*Document section*

────────────────

We love to see our DIY Halloween decor out in the wild! If you make this Halloween DIY decor for your home, take a picture or video and post it on Instagram, be sure to tag us @TheNavagePatch!

DIY Halloween Chandelier VIDEO Tutorial

Watch our 2-part short and fun videos below for an overview of our DIY Halloween chandelier before you read the detailed step-by-step tutorial.

VIDEO TUTORIAL PART #1
VIDEO TUTORIAL PART #2

How to Make a Halloween Chandelier

Step 1 – Remove the hula hoop wrapper

The hula hoop comes wrapped in a psychedelic holographic covering. Fortunately, it’s easy to peel off!

man holding a hula hoop

And there’s a beautiful black hula hoop underneath. Just think of all the goth and emo kids that never got to enjoy hula hooping because the hula hoop industry never cared enough for them to make a simple black version! They’re so misunderstood.

man holding a hula hoop

Step 2 – Cut the fence ground stakes

man holding a dollar tree garden fence

I used snips to cut the three ground stakes from three Dollar Tree garden fence sections.

man cutting a garden fence

Step 3 – Wrap and tie the fence

Starting at the connector joint on the hula hoop, I wrapped the fence around it and secured it at intervals with black zip ties.

man making a halloween chandelier

Notice the connector joint below. This is where you want to start zip tying the fence.

man making a halloween chandelier

The hula hoop is larger than three fence sections, so I had to cut it down to size.

man making a halloween chandelier

I marked past the connector joint how much extra hoop there was.

man making a halloween chandelier

Then I pulled apart the hula hoop, cut off the extra with snips and reconnected it.

man making a halloween chandelier

After zip tying the fence all around, I trimmed the excess from the zip ties.

man making a halloween chandelier

Here is the finished frame – so many ways to take it from here!

man making a halloween chandelier

Step 4 – Cut the skulls

I placed a skull up against the chandelier in the orientation I wanted, then I placed an LED taper candle on the uppermost part of the skull and traced around it with a pencil.

man marking a skull with pencil

Then I cut an X in the circle.

man cutting a plastic skull with knife

Here, I’m testing to see how the candle fits. With this method, you won’t need anything else to secure the candle in the skull – it’s a snug fit, and the candle won’t move.

Now, you could leave the skulls and candles as they are in the picture below. Briefly, we considered doing this, and I even glued the skulls to the chandelier at this point. But I wanted to up the creep factor, so I pried all the skulls off and made them and the candles look much better!

man making a halloween chandelier

Step 5 – Stain the candles and skulls

I used gel stain to darken the candles and skulls. Okay, to be more precise, I used Kona colored regular stain that was so old (it has moved from CT to GA to Jacksonville, FL to Freeport, FL) that it had coagulated to a thick pudding consistency. I imagine plain old-fashioned gel stain would work just the same.

My technique for the candles was to slather it on with nitrile gloves and leave it at that. I didn’t bother trying for a consistent color or coverage. This is a Halloween chandelier – it needs to be off-balance and creepy!

────────────────

*Requirements*
Transcribe the passage from the Halloween chandelier tutorial between "VIDEO TUTORIAL PART #1" and "to peel off!", inclusive. Rely only on the text for these answers.

*Raw records*
────────────────

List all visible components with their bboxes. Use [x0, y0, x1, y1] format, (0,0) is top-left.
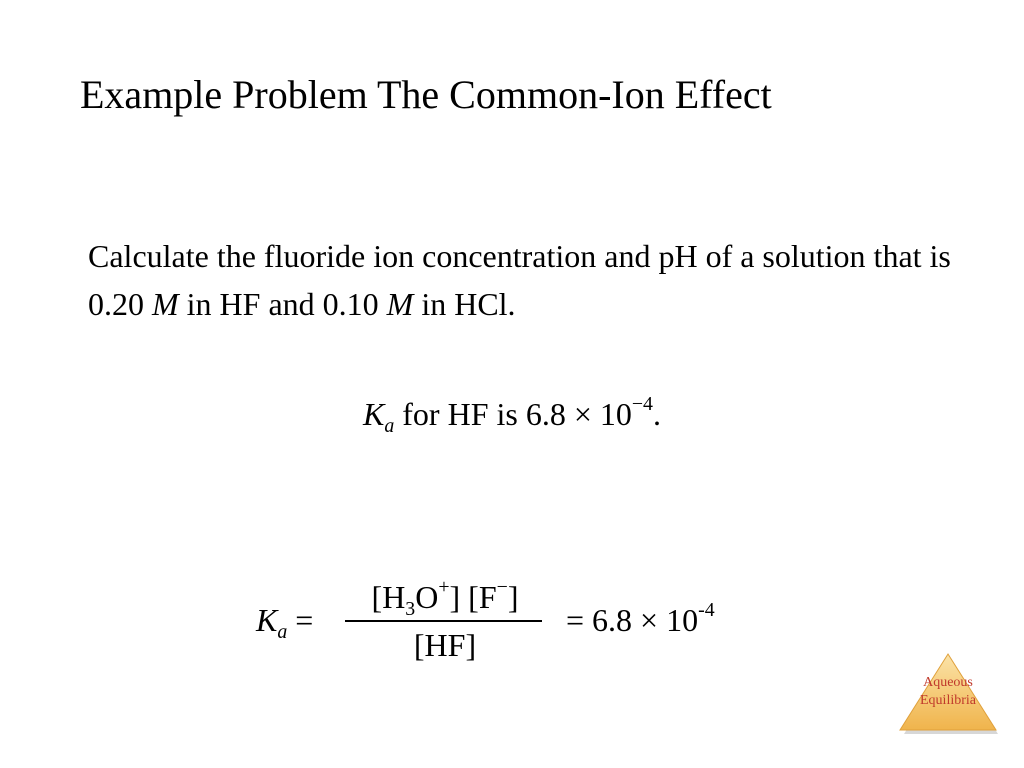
num-minus: −	[496, 576, 508, 599]
slide-title: Example Problem The Common-Ion Effect	[80, 72, 772, 117]
problem-statement	[88, 232, 968, 328]
molarity-unit-1: M	[152, 286, 179, 322]
equation-lhs	[256, 598, 313, 642]
logo-line-1: Aqueous	[923, 675, 973, 690]
fraction-denominator: [HF]	[413, 627, 477, 663]
fraction-bar	[345, 620, 542, 622]
ka-exponent: −4	[631, 393, 653, 416]
logo-line-2: Equilibria	[920, 693, 976, 708]
eq-ka-subscript: a	[277, 620, 288, 643]
equation-rhs	[566, 598, 715, 642]
num-o: O	[415, 579, 439, 615]
eq-equals: =	[287, 602, 314, 638]
num-plus: +	[438, 576, 450, 599]
problem-text-1: Calculate the fluoride ion concentration and pH of a solution that is 0.20	[88, 238, 951, 322]
ka-end: .	[652, 396, 661, 432]
aqueous-equilibria-logo	[896, 652, 1000, 736]
logo-text	[896, 674, 1000, 710]
ka-text: for HF is 6.8 × 10	[394, 396, 632, 432]
num-close: ]	[507, 579, 519, 615]
molarity-unit-2: M	[386, 286, 414, 322]
num-mid: ] [F	[449, 579, 497, 615]
fraction-numerator	[345, 575, 545, 619]
ka-statement	[0, 392, 1024, 436]
ka-symbol: K	[363, 396, 385, 432]
problem-text-3: in HCl.	[413, 286, 516, 322]
eq-ka-symbol: K	[256, 602, 278, 638]
problem-text-2: in HF and 0.10	[178, 286, 387, 322]
ka-subscript: a	[384, 414, 395, 437]
rhs-value: = 6.8 × 10	[566, 602, 699, 638]
num-open: [H	[371, 579, 406, 615]
rhs-exponent: -4	[698, 599, 715, 622]
num-sub3: 3	[405, 597, 416, 620]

────────────────

*Solution*
VIDEO TUTORIAL PART #1
VIDEO TUTORIAL PART #2

How to Make a Halloween Chandelier

Step 1 – Remove the hula hoop wrapper

The hula hoop comes wrapped in a psychedelic holographic covering. Fortunately, it’s easy to peel off!